Petunjuk Pengerjaan ::
Kutip tanpa perubahan sedikit pun bagian artikel tentang salat tarawih di bawah ini, yakni rentang dari "Pada masa Rasulullah" sampai dengan "rakaat satu salam.".

Artikel ::
Pada masa Rasulullah
saw. dan masa pemerintahan Khalifah Abu Bakar as-Shiddiq, salat tarawih
dilaksanakan pada waktu tengah malam, namanya bukan salat tarawih,
melainkan “qiyamu Ramadlan” (salat pada malam bulan Ramadlan). Nama
“tarawih” diambil dari arti “istirahat” yang dilakukan setelah melakukan
salat empat rakaat. Disamping itu perlu diketahui, bahwa pelaksanaan
salat tarawih di Masjid al-Haram, Makkah adalah 20 rakaat dengan dua
rakaat satu salam.

Baris yang Tersedia ::
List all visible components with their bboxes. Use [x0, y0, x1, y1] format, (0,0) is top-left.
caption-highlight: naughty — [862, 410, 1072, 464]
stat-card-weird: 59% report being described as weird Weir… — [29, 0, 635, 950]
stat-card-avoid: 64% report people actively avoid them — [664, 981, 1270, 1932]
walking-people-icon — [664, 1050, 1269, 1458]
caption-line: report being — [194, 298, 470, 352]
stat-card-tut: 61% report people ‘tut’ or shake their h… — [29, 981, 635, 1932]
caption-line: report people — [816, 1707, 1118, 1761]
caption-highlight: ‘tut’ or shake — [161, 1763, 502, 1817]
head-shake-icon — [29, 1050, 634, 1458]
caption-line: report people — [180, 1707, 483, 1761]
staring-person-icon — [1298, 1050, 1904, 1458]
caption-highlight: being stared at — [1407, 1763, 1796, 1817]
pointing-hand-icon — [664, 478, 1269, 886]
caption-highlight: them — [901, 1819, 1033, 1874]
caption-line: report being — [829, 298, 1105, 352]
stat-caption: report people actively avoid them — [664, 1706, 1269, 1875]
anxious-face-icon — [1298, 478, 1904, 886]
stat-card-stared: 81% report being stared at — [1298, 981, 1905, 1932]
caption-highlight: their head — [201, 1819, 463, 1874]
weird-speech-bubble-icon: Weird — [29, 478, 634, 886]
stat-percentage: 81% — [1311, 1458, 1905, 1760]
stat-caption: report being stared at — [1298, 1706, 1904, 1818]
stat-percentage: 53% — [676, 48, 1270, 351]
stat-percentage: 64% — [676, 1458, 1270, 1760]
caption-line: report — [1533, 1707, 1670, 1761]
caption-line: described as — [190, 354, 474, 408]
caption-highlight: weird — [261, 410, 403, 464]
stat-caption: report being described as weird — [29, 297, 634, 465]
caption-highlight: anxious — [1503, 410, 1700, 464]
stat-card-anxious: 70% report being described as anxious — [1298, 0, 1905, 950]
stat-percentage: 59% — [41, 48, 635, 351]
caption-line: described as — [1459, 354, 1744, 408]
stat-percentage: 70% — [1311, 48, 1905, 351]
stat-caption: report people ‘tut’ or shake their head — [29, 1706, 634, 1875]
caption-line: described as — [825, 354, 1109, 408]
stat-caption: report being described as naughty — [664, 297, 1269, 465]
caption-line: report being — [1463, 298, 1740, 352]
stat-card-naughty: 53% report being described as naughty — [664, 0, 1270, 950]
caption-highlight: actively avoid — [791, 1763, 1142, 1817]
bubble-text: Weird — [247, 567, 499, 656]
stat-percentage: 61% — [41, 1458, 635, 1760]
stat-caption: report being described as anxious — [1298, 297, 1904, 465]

Hasil Latihan ::
Pada masa Rasulullah
saw. dan masa pemerintahan Khalifah Abu Bakar as-Shiddiq, salat tarawih
dilaksanakan pada waktu tengah malam, namanya bukan salat tarawih,
melainkan “qiyamu Ramadlan” (salat pada malam bulan Ramadlan). Nama
“tarawih” diambil dari arti “istirahat” yang dilakukan setelah melakukan
salat empat rakaat. Disamping itu perlu diketahui, bahwa pelaksanaan
salat tarawih di Masjid al-Haram, Makkah adalah 20 rakaat dengan dua
rakaat satu salam.